((

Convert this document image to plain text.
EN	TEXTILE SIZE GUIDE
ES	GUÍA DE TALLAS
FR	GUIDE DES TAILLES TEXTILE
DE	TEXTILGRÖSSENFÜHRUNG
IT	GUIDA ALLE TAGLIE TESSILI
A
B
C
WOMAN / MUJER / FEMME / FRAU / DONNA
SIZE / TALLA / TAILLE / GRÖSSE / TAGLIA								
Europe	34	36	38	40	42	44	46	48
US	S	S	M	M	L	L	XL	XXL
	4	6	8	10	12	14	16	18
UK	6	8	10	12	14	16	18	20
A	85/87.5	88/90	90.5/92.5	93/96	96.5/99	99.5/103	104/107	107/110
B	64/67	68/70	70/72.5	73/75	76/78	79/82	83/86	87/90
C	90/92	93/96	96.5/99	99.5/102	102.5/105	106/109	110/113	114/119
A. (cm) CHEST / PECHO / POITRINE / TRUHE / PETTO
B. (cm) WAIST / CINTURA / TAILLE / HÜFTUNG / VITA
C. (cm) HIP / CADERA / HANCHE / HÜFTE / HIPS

))

Extract each line holding the word "TEXTILE" from the records.

Answer for this exercise:
EN	TEXTILE SIZE GUIDE
FR	GUIDE DES TAILLES TEXTILE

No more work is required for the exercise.